**Task material**
## Start

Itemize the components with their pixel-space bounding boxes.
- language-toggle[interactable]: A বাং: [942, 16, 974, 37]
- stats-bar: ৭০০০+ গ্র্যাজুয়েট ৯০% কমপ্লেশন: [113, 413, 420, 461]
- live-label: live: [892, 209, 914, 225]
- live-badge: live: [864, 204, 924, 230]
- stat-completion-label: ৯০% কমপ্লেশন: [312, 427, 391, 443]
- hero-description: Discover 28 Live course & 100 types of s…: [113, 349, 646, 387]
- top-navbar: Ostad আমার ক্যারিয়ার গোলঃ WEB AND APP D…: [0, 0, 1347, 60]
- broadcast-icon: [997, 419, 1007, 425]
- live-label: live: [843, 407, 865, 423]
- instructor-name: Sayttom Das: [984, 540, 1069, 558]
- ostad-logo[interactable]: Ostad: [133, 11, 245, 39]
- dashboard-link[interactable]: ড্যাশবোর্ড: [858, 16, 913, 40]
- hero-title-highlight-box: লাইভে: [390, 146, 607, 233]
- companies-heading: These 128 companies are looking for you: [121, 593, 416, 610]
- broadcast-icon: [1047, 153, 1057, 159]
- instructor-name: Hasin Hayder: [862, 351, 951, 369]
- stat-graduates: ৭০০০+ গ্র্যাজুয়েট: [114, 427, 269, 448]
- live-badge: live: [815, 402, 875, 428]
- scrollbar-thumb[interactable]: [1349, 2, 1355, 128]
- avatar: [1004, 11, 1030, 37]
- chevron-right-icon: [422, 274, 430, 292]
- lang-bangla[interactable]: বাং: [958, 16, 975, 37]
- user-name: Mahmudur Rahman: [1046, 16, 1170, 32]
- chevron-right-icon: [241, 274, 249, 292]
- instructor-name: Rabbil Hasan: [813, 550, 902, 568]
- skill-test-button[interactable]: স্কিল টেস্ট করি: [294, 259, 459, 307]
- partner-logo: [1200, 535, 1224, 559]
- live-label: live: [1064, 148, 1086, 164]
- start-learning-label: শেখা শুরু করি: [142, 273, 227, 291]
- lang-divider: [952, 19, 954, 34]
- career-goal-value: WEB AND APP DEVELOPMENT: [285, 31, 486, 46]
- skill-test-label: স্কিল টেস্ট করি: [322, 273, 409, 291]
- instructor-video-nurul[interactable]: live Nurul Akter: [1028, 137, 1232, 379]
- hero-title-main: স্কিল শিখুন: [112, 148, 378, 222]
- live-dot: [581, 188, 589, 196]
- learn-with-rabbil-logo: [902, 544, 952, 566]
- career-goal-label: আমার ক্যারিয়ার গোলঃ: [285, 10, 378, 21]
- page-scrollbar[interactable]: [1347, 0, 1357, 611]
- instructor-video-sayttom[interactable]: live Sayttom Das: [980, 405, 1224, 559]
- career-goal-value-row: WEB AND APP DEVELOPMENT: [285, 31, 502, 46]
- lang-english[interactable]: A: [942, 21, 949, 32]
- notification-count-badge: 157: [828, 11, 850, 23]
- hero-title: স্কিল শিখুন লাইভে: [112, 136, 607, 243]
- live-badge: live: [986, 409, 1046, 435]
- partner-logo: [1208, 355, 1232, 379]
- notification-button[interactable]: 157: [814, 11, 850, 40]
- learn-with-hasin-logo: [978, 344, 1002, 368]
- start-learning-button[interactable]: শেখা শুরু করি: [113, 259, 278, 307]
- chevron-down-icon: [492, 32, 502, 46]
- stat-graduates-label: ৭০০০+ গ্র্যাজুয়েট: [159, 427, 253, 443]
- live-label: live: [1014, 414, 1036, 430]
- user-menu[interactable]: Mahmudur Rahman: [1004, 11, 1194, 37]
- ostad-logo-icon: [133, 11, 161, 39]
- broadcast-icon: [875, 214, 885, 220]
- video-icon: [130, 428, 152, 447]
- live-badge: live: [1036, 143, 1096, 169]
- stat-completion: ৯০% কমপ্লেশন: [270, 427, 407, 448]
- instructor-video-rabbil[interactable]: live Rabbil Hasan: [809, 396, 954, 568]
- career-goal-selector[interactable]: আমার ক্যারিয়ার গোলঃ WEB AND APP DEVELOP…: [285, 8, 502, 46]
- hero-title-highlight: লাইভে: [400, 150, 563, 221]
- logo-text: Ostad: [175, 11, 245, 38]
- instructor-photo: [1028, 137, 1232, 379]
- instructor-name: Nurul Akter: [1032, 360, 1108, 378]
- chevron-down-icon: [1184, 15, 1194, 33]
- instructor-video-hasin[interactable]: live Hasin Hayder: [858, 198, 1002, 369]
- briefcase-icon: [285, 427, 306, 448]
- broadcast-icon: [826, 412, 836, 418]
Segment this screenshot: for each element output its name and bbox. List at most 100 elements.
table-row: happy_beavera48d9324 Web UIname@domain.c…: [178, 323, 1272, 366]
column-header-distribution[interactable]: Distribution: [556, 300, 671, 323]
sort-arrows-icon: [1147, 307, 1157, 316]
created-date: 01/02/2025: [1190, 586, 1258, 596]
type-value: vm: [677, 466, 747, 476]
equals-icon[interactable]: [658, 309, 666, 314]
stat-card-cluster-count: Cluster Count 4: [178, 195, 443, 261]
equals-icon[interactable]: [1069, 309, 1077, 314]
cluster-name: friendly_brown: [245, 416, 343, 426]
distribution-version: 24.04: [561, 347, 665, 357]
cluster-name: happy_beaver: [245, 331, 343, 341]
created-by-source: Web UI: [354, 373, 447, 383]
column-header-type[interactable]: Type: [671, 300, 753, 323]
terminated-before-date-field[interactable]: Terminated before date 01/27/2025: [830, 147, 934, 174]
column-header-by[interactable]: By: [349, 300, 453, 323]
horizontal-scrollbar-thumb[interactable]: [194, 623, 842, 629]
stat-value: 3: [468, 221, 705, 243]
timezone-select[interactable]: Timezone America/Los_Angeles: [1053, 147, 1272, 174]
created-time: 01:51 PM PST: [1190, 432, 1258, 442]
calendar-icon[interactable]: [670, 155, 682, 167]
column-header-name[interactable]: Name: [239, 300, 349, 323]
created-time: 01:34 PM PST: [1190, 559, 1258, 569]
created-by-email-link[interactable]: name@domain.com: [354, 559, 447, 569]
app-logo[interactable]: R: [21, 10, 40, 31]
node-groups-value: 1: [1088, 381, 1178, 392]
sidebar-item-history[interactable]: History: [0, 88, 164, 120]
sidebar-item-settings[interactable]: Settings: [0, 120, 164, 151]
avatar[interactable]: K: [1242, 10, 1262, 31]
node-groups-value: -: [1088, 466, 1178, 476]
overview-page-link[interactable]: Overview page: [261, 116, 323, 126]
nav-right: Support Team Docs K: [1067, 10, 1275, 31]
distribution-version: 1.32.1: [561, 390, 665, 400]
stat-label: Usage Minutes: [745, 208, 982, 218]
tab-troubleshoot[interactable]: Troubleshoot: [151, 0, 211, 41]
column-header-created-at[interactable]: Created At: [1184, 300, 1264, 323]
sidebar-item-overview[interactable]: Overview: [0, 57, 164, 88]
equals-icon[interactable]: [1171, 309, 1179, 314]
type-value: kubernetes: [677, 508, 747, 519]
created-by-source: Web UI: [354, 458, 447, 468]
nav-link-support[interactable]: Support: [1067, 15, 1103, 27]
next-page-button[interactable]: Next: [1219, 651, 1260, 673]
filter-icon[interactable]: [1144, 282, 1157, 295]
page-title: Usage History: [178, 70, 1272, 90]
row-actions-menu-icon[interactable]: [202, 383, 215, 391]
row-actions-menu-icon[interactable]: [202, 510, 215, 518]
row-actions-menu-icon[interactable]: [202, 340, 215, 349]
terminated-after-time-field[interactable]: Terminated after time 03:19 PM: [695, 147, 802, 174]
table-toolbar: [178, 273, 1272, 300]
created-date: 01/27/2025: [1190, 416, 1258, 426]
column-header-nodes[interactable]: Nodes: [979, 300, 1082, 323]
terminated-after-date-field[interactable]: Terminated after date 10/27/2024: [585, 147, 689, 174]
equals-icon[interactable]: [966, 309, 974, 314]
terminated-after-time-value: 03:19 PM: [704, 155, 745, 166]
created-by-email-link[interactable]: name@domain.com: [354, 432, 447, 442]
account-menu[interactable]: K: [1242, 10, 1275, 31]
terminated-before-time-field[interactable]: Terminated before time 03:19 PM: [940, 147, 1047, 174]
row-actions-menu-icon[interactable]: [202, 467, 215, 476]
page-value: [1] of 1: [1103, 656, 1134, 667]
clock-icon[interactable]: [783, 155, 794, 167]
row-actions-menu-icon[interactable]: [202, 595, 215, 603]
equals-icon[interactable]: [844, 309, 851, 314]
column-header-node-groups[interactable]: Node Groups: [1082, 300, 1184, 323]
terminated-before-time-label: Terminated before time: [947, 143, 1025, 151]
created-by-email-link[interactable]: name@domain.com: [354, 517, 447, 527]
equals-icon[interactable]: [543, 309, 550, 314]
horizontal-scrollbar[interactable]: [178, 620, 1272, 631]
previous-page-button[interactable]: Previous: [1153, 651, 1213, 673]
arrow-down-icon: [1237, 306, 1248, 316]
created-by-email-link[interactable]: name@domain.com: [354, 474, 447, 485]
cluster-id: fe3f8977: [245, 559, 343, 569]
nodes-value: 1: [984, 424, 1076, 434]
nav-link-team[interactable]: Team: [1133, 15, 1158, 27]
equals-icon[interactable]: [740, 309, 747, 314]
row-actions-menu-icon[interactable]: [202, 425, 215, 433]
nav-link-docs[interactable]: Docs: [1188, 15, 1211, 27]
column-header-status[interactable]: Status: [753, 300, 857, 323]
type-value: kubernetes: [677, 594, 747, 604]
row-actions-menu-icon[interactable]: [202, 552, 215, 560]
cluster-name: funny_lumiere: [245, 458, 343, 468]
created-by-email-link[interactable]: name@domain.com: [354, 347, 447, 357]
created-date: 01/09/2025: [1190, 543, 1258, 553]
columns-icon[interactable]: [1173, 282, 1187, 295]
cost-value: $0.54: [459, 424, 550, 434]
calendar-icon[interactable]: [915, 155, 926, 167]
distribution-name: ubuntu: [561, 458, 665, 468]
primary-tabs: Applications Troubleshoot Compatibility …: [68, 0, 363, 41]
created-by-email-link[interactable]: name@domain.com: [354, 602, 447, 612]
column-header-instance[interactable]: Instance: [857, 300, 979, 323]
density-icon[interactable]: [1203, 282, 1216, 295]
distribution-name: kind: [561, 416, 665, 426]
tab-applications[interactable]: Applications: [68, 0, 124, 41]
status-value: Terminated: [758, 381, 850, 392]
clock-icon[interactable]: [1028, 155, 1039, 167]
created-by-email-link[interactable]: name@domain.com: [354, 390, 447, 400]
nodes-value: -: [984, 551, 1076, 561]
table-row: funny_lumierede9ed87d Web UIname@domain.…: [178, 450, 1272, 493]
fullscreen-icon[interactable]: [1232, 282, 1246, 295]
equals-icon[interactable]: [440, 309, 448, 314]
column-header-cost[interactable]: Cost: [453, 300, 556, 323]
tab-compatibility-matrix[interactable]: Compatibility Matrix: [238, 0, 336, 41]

## End

**Your goal**
Copy the stretch of the data from its first line through the line that contains "- hero-title-highlight-box: লাইভে: [390, 146, 607, 233]", including both of those lines, with every character unchanged.

**Written solution**
Itemize the components with their pixel-space bounding boxes.
- language-toggle[interactable]: A বাং: [942, 16, 974, 37]
- stats-bar: ৭০০০+ গ্র্যাজুয়েট ৯০% কমপ্লেশন: [113, 413, 420, 461]
- live-label: live: [892, 209, 914, 225]
- live-badge: live: [864, 204, 924, 230]
- stat-completion-label: ৯০% কমপ্লেশন: [312, 427, 391, 443]
- hero-description: Discover 28 Live course & 100 types of s…: [113, 349, 646, 387]
- top-navbar: Ostad আমার ক্যারিয়ার গোলঃ WEB AND APP D…: [0, 0, 1347, 60]
- broadcast-icon: [997, 419, 1007, 425]
- live-label: live: [843, 407, 865, 423]
- instructor-name: Sayttom Das: [984, 540, 1069, 558]
- ostad-logo[interactable]: Ostad: [133, 11, 245, 39]
- dashboard-link[interactable]: ড্যাশবোর্ড: [858, 16, 913, 40]
- hero-title-highlight-box: লাইভে: [390, 146, 607, 233]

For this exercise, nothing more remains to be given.